EXERCISE AIM: Write out each line from the data below that includes the word "aeruginosa".
== LISTED RECORDS
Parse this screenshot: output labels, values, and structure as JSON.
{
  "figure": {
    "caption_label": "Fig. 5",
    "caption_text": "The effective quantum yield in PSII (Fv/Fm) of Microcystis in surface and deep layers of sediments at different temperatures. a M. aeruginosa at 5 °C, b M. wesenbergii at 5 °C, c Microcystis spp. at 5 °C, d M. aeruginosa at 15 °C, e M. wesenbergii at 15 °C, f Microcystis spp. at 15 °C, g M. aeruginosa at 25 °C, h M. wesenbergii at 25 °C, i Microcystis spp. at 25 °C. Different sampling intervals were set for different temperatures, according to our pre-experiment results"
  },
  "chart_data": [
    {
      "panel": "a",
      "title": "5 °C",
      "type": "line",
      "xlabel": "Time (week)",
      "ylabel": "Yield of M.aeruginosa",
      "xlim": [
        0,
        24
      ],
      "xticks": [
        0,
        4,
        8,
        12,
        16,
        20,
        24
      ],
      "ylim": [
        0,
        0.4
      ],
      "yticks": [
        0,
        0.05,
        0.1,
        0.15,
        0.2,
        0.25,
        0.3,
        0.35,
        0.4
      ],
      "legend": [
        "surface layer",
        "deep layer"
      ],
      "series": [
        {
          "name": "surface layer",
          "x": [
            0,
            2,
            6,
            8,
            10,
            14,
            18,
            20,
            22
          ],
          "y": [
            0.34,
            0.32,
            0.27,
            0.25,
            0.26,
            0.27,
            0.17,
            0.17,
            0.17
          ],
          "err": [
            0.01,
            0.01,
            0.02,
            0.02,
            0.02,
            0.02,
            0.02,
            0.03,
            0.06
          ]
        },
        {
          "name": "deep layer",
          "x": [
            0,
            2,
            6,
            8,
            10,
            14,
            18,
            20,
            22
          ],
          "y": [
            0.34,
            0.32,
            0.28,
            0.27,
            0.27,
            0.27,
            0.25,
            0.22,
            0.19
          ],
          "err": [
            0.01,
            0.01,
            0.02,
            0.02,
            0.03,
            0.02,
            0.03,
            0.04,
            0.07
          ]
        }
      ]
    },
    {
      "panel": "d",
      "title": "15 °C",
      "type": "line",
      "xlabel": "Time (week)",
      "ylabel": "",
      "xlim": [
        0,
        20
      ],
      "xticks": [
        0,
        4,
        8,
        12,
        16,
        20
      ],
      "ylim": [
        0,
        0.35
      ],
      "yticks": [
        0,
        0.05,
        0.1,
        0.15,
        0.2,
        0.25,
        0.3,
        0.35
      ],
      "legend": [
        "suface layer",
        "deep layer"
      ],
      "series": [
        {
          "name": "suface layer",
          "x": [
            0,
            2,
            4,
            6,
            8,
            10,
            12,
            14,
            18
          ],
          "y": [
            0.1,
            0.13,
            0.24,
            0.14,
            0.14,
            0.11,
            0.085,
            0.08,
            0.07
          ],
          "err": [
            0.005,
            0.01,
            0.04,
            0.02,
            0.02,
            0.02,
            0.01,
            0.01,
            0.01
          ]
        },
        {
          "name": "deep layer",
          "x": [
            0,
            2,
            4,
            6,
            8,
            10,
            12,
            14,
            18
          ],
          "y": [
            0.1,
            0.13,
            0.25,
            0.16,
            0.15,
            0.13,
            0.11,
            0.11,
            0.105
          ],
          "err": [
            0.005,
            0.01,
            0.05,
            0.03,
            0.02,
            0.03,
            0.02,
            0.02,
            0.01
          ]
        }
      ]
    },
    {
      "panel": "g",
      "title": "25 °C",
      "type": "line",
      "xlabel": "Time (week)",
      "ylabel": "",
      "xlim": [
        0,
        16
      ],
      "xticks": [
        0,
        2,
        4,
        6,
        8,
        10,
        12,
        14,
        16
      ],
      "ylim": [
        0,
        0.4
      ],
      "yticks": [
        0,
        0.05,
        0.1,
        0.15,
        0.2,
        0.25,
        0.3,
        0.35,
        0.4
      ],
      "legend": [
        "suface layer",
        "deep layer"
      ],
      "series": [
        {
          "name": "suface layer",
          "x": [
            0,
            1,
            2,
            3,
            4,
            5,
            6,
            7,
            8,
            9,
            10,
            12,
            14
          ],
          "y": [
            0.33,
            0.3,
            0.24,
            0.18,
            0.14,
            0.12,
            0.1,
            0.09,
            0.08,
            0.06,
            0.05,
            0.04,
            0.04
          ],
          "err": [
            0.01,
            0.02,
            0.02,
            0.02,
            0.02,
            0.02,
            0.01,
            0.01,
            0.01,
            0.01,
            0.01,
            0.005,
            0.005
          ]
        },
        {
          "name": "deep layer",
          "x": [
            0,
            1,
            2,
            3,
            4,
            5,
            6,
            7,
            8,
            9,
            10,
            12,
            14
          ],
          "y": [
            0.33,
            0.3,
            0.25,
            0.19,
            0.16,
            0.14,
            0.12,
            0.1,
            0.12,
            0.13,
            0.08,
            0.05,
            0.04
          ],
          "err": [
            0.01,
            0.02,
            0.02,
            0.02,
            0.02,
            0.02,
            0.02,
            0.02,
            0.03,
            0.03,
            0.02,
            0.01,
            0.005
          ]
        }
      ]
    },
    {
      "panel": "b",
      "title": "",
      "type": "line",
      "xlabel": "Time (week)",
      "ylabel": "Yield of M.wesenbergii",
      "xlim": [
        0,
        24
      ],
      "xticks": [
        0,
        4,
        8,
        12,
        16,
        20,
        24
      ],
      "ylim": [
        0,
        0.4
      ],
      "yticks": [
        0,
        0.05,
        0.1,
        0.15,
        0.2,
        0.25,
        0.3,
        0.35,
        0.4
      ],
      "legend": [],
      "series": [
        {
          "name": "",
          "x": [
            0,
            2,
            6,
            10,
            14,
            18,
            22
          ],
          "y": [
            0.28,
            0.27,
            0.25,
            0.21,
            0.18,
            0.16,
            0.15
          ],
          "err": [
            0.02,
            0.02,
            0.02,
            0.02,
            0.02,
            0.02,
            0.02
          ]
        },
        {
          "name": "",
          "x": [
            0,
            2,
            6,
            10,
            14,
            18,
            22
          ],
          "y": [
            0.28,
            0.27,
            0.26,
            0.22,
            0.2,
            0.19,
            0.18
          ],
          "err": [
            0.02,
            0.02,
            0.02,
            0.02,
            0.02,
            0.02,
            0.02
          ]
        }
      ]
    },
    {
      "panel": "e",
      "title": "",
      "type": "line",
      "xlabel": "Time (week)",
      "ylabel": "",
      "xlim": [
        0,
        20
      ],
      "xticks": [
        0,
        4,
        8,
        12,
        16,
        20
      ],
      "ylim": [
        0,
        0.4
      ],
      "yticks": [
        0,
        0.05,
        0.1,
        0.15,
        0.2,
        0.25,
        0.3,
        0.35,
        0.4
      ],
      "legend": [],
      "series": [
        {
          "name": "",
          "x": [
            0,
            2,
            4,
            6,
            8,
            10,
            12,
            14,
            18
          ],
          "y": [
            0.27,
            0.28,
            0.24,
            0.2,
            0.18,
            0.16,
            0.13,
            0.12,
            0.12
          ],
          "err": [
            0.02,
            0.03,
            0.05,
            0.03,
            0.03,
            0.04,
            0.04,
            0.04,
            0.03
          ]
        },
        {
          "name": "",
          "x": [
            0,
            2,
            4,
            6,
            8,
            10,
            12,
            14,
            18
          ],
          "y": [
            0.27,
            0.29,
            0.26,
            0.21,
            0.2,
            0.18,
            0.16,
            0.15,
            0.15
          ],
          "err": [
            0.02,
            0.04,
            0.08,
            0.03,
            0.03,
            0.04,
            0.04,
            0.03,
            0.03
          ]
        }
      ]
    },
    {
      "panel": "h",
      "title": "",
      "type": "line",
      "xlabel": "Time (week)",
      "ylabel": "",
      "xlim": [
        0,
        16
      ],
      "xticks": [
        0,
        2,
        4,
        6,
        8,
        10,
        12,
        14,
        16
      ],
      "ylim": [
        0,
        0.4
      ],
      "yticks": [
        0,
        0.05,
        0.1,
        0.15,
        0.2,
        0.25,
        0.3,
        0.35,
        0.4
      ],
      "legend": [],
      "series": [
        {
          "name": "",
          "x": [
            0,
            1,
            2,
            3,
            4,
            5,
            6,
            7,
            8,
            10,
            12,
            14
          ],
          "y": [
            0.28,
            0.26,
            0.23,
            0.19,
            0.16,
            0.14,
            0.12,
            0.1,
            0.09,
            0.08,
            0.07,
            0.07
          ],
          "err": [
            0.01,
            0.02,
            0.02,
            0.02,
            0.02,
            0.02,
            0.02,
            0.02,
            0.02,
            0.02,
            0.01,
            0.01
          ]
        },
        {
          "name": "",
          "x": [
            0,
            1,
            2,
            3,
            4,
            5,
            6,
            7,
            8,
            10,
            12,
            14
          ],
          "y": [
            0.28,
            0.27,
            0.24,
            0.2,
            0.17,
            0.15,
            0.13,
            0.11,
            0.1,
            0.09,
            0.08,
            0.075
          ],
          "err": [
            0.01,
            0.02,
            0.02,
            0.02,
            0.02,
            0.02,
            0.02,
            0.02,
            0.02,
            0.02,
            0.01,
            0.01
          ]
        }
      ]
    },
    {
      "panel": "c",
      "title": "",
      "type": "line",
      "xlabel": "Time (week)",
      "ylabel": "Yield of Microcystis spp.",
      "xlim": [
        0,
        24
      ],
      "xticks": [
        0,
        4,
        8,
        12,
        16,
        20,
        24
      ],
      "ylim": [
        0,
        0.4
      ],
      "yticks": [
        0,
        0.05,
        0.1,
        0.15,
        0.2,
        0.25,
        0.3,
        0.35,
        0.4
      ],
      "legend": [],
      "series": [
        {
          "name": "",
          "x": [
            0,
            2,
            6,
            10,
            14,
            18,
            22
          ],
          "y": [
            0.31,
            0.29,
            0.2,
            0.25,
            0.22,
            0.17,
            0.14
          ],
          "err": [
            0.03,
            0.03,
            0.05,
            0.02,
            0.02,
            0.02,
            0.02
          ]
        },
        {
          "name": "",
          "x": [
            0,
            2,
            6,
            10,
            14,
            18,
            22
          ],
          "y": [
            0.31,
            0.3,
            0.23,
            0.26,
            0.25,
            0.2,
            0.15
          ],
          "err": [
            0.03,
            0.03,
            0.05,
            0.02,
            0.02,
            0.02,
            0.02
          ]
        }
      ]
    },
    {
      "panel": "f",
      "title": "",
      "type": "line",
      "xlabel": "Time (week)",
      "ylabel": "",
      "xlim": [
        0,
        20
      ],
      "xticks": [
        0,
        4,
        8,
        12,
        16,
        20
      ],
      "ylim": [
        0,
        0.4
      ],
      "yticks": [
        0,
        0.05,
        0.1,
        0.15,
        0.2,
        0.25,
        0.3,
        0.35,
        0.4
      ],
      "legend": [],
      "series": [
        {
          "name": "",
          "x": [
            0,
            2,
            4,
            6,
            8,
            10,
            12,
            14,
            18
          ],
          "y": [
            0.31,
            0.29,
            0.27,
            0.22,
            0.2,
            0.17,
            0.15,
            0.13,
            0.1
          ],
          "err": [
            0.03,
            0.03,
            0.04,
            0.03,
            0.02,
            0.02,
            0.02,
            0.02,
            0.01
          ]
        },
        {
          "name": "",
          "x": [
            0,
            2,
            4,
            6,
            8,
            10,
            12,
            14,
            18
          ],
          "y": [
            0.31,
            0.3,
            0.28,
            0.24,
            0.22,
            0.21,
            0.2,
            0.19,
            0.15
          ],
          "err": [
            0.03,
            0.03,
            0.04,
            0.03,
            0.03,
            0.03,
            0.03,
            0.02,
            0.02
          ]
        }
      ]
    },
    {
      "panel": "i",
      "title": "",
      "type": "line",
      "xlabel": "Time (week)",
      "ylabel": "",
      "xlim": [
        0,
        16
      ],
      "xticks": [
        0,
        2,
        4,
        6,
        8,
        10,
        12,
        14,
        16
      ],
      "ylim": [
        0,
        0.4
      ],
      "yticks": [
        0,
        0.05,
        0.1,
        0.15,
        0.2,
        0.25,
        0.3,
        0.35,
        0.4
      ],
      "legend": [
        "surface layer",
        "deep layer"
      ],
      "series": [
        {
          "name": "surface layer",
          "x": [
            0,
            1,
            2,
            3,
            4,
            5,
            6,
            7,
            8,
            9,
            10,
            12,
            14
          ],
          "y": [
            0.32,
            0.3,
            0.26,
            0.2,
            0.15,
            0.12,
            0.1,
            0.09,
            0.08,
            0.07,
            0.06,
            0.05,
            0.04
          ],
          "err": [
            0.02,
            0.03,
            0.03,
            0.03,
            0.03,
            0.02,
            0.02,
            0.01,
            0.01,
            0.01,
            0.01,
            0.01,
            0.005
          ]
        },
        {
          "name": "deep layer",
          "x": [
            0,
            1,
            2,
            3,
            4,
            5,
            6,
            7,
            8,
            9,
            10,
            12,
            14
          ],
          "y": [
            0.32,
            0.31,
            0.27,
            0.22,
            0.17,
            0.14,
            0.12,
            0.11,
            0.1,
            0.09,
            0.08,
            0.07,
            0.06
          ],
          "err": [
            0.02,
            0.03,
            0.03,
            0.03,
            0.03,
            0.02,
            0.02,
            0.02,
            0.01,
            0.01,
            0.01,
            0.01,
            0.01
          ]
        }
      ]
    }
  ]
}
====
FINISHED EXERCISE:
    "caption_text": "The effective quantum yield in PSII (Fv/Fm) of Microcystis in surface and deep layers of sediments at different temperatures. a M. aeruginosa at 5 °C, b M. wesenbergii at 5 °C, c Microcystis spp. at 5 °C, d M. aeruginosa at 15 °C, e M. wesenbergii at 15 °C, f Microcystis spp. at 15 °C, g M. aeruginosa at 25 °C, h M. wesenbergii at 25 °C, i Microcystis spp. at 25 °C. Different sampling intervals were set for different temperatures, according to our pre-experiment results"
      "ylabel": "Yield of M.aeruginosa",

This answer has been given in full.